Stored items
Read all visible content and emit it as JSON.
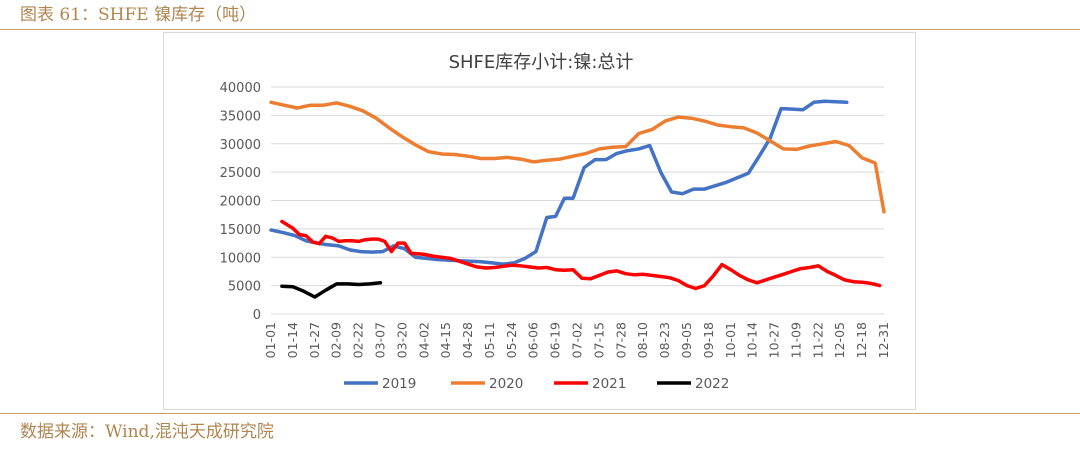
{
  "header": {
    "title": "图表 61：SHFE 镍库存（吨）"
  },
  "footer": {
    "source": "数据来源：Wind,混沌天成研究院"
  },
  "colors": {
    "2019": "#4472c4",
    "2020": "#ed7d31",
    "2021": "#ff0000",
    "2022": "#000000",
    "grid": "#d9d9d9",
    "text": "#595959"
  },
  "chart_data": {
    "type": "line",
    "title": "SHFE库存小计:镍:总计",
    "xlabel": "",
    "ylabel": "",
    "ylim": [
      0,
      40000
    ],
    "y_ticks": [
      0,
      5000,
      10000,
      15000,
      20000,
      25000,
      30000,
      35000,
      40000
    ],
    "grid": true,
    "legend_position": "bottom",
    "categories": [
      "01-01",
      "01-14",
      "01-27",
      "02-09",
      "02-22",
      "03-07",
      "03-20",
      "04-02",
      "04-15",
      "04-28",
      "05-11",
      "05-24",
      "06-06",
      "06-19",
      "07-02",
      "07-15",
      "07-28",
      "08-10",
      "08-23",
      "09-05",
      "09-18",
      "10-01",
      "10-14",
      "10-27",
      "11-09",
      "11-22",
      "12-05",
      "12-18",
      "12-31"
    ],
    "series": [
      {
        "name": "2019",
        "x": [
          0,
          0.6,
          1.1,
          1.6,
          2.1,
          2.6,
          3.1,
          3.6,
          4.1,
          4.6,
          5.1,
          5.6,
          6.1,
          6.6,
          7.1,
          7.6,
          8.1,
          8.6,
          9.1,
          9.6,
          10.1,
          10.6,
          11.1,
          11.6,
          12.1,
          12.6,
          13.0,
          13.4,
          13.8,
          14.3,
          14.8,
          15.3,
          15.8,
          16.3,
          16.8,
          17.3,
          17.8,
          18.3,
          18.8,
          19.3,
          19.8,
          20.3,
          20.8,
          21.3,
          21.8,
          22.3,
          22.8,
          23.3,
          23.8,
          24.3,
          24.8,
          25.3,
          25.8,
          26.3,
          26.8,
          27.3,
          27.8
        ],
        "y": [
          14800,
          14300,
          13800,
          12900,
          12500,
          12200,
          12000,
          11300,
          11000,
          10900,
          11000,
          12000,
          11500,
          10000,
          9800,
          9600,
          9500,
          9400,
          9300,
          9200,
          9000,
          8800,
          9000,
          9800,
          11000,
          17000,
          17200,
          20400,
          20400,
          25800,
          27200,
          27200,
          28300,
          28800,
          29100,
          29700,
          25000,
          21500,
          21200,
          22000,
          22000,
          22600,
          23200,
          24000,
          24800,
          27800,
          31000,
          36200,
          36100,
          36000,
          37300,
          37500,
          37400,
          37300,
          null,
          null,
          null
        ]
      },
      {
        "name": "2020",
        "x": [
          0,
          0.6,
          1.2,
          1.8,
          2.4,
          3.0,
          3.6,
          4.2,
          4.8,
          5.4,
          6.0,
          6.6,
          7.2,
          7.8,
          8.4,
          9.0,
          9.6,
          10.2,
          10.8,
          11.4,
          12.0,
          12.6,
          13.2,
          13.8,
          14.4,
          15.0,
          15.6,
          16.2,
          16.8,
          17.4,
          18.0,
          18.6,
          19.2,
          19.8,
          20.4,
          21.0,
          21.6,
          22.2,
          22.8,
          23.4,
          24.0,
          24.6,
          25.2,
          25.8,
          26.4,
          27.0,
          27.6,
          28.0
        ],
        "y": [
          37300,
          36800,
          36300,
          36800,
          36800,
          37200,
          36600,
          35800,
          34500,
          32800,
          31200,
          29800,
          28600,
          28200,
          28100,
          27800,
          27400,
          27400,
          27600,
          27300,
          26800,
          27100,
          27300,
          27800,
          28300,
          29100,
          29400,
          29500,
          31800,
          32500,
          34000,
          34700,
          34500,
          34000,
          33300,
          33000,
          32800,
          31900,
          30500,
          29100,
          29000,
          29600,
          30000,
          30400,
          29700,
          27500,
          26600,
          18000
        ]
      },
      {
        "name": "2021",
        "x": [
          0.5,
          1.0,
          1.3,
          1.6,
          1.9,
          2.2,
          2.5,
          2.8,
          3.1,
          3.4,
          3.7,
          4.0,
          4.3,
          4.6,
          4.9,
          5.2,
          5.5,
          5.8,
          6.1,
          6.4,
          6.7,
          7.0,
          7.4,
          7.8,
          8.2,
          8.6,
          9.0,
          9.4,
          9.8,
          10.2,
          10.6,
          11.0,
          11.4,
          11.8,
          12.2,
          12.6,
          13.0,
          13.4,
          13.8,
          14.2,
          14.6,
          15.0,
          15.4,
          15.8,
          16.2,
          16.6,
          17.0,
          17.4,
          17.8,
          18.2,
          18.6,
          19.0,
          19.4,
          19.8,
          20.2,
          20.6,
          21.0,
          21.4,
          21.8,
          22.2,
          22.6,
          23.0,
          23.4,
          23.8,
          24.2,
          24.6,
          25.0,
          25.4,
          25.8,
          26.2,
          26.6,
          27.0,
          27.4,
          27.8
        ],
        "y": [
          16300,
          15100,
          14000,
          13800,
          12700,
          12400,
          13700,
          13400,
          12800,
          12900,
          12900,
          12800,
          13100,
          13200,
          13200,
          12800,
          11000,
          12500,
          12500,
          10700,
          10600,
          10500,
          10200,
          10000,
          9800,
          9300,
          8800,
          8300,
          8100,
          8200,
          8400,
          8600,
          8500,
          8300,
          8100,
          8200,
          7800,
          7700,
          7800,
          6300,
          6200,
          6800,
          7400,
          7600,
          7100,
          6900,
          7000,
          6800,
          6600,
          6400,
          5900,
          5000,
          4500,
          5000,
          6700,
          8700,
          7800,
          6800,
          6000,
          5500,
          6000,
          6500,
          7000,
          7500,
          8000,
          8200,
          8500,
          7500,
          6800,
          6000,
          5700,
          5600,
          5400,
          5000
        ]
      },
      {
        "name": "2022",
        "x": [
          0.5,
          1.0,
          1.5,
          2.0,
          2.5,
          3.0,
          3.5,
          4.0,
          4.5,
          5.0
        ],
        "y": [
          4900,
          4800,
          4000,
          3000,
          4200,
          5300,
          5300,
          5200,
          5300,
          5500
        ]
      }
    ]
  }
}
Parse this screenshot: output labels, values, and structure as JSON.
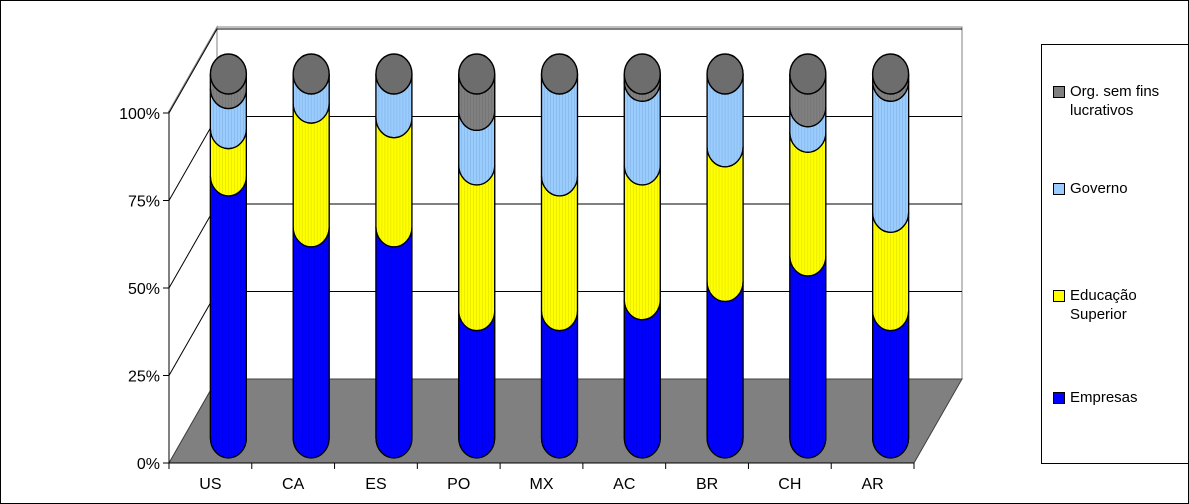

Given problem - Above are the records; reproduce them exactly and leave out the pictures.

Written response -
Read all visible content and emit it as JSON.
{
  "header": {
    "title": "图表 61：SHFE 镍库存（吨）"
  },
  "footer": {
    "source": "数据来源：Wind,混沌天成研究院"
  },
  "colors": {
    "2019": "#4472c4",
    "2020": "#ed7d31",
    "2021": "#ff0000",
    "2022": "#000000",
    "grid": "#d9d9d9",
    "text": "#595959"
  },
  "chart_data": {
    "type": "line",
    "title": "SHFE库存小计:镍:总计",
    "xlabel": "",
    "ylabel": "",
    "ylim": [
      0,
      40000
    ],
    "y_ticks": [
      0,
      5000,
      10000,
      15000,
      20000,
      25000,
      30000,
      35000,
      40000
    ],
    "grid": true,
    "legend_position": "bottom",
    "categories": [
      "01-01",
      "01-14",
      "01-27",
      "02-09",
      "02-22",
      "03-07",
      "03-20",
      "04-02",
      "04-15",
      "04-28",
      "05-11",
      "05-24",
      "06-06",
      "06-19",
      "07-02",
      "07-15",
      "07-28",
      "08-10",
      "08-23",
      "09-05",
      "09-18",
      "10-01",
      "10-14",
      "10-27",
      "11-09",
      "11-22",
      "12-05",
      "12-18",
      "12-31"
    ],
    "series": [
      {
        "name": "2019",
        "x": [
          0,
          0.6,
          1.1,
          1.6,
          2.1,
          2.6,
          3.1,
          3.6,
          4.1,
          4.6,
          5.1,
          5.6,
          6.1,
          6.6,
          7.1,
          7.6,
          8.1,
          8.6,
          9.1,
          9.6,
          10.1,
          10.6,
          11.1,
          11.6,
          12.1,
          12.6,
          13.0,
          13.4,
          13.8,
          14.3,
          14.8,
          15.3,
          15.8,
          16.3,
          16.8,
          17.3,
          17.8,
          18.3,
          18.8,
          19.3,
          19.8,
          20.3,
          20.8,
          21.3,
          21.8,
          22.3,
          22.8,
          23.3,
          23.8,
          24.3,
          24.8,
          25.3,
          25.8,
          26.3,
          26.8,
          27.3,
          27.8
        ],
        "y": [
          14800,
          14300,
          13800,
          12900,
          12500,
          12200,
          12000,
          11300,
          11000,
          10900,
          11000,
          12000,
          11500,
          10000,
          9800,
          9600,
          9500,
          9400,
          9300,
          9200,
          9000,
          8800,
          9000,
          9800,
          11000,
          17000,
          17200,
          20400,
          20400,
          25800,
          27200,
          27200,
          28300,
          28800,
          29100,
          29700,
          25000,
          21500,
          21200,
          22000,
          22000,
          22600,
          23200,
          24000,
          24800,
          27800,
          31000,
          36200,
          36100,
          36000,
          37300,
          37500,
          37400,
          37300,
          null,
          null,
          null
        ]
      },
      {
        "name": "2020",
        "x": [
          0,
          0.6,
          1.2,
          1.8,
          2.4,
          3.0,
          3.6,
          4.2,
          4.8,
          5.4,
          6.0,
          6.6,
          7.2,
          7.8,
          8.4,
          9.0,
          9.6,
          10.2,
          10.8,
          11.4,
          12.0,
          12.6,
          13.2,
          13.8,
          14.4,
          15.0,
          15.6,
          16.2,
          16.8,
          17.4,
          18.0,
          18.6,
          19.2,
          19.8,
          20.4,
          21.0,
          21.6,
          22.2,
          22.8,
          23.4,
          24.0,
          24.6,
          25.2,
          25.8,
          26.4,
          27.0,
          27.6,
          28.0
        ],
        "y": [
          37300,
          36800,
          36300,
          36800,
          36800,
          37200,
          36600,
          35800,
          34500,
          32800,
          31200,
          29800,
          28600,
          28200,
          28100,
          27800,
          27400,
          27400,
          27600,
          27300,
          26800,
          27100,
          27300,
          27800,
          28300,
          29100,
          29400,
          29500,
          31800,
          32500,
          34000,
          34700,
          34500,
          34000,
          33300,
          33000,
          32800,
          31900,
          30500,
          29100,
          29000,
          29600,
          30000,
          30400,
          29700,
          27500,
          26600,
          18000
        ]
      },
      {
        "name": "2021",
        "x": [
          0.5,
          1.0,
          1.3,
          1.6,
          1.9,
          2.2,
          2.5,
          2.8,
          3.1,
          3.4,
          3.7,
          4.0,
          4.3,
          4.6,
          4.9,
          5.2,
          5.5,
          5.8,
          6.1,
          6.4,
          6.7,
          7.0,
          7.4,
          7.8,
          8.2,
          8.6,
          9.0,
          9.4,
          9.8,
          10.2,
          10.6,
          11.0,
          11.4,
          11.8,
          12.2,
          12.6,
          13.0,
          13.4,
          13.8,
          14.2,
          14.6,
          15.0,
          15.4,
          15.8,
          16.2,
          16.6,
          17.0,
          17.4,
          17.8,
          18.2,
          18.6,
          19.0,
          19.4,
          19.8,
          20.2,
          20.6,
          21.0,
          21.4,
          21.8,
          22.2,
          22.6,
          23.0,
          23.4,
          23.8,
          24.2,
          24.6,
          25.0,
          25.4,
          25.8,
          26.2,
          26.6,
          27.0,
          27.4,
          27.8
        ],
        "y": [
          16300,
          15100,
          14000,
          13800,
          12700,
          12400,
          13700,
          13400,
          12800,
          12900,
          12900,
          12800,
          13100,
          13200,
          13200,
          12800,
          11000,
          12500,
          12500,
          10700,
          10600,
          10500,
          10200,
          10000,
          9800,
          9300,
          8800,
          8300,
          8100,
          8200,
          8400,
          8600,
          8500,
          8300,
          8100,
          8200,
          7800,
          7700,
          7800,
          6300,
          6200,
          6800,
          7400,
          7600,
          7100,
          6900,
          7000,
          6800,
          6600,
          6400,
          5900,
          5000,
          4500,
          5000,
          6700,
          8700,
          7800,
          6800,
          6000,
          5500,
          6000,
          6500,
          7000,
          7500,
          8000,
          8200,
          8500,
          7500,
          6800,
          6000,
          5700,
          5600,
          5400,
          5000
        ]
      },
      {
        "name": "2022",
        "x": [
          0.5,
          1.0,
          1.5,
          2.0,
          2.5,
          3.0,
          3.5,
          4.0,
          4.5,
          5.0
        ],
        "y": [
          4900,
          4800,
          4000,
          3000,
          4200,
          5300,
          5300,
          5200,
          5300,
          5500
        ]
      }
    ]
  }
}
Parse this screenshot: output labels, values, and structure as JSON.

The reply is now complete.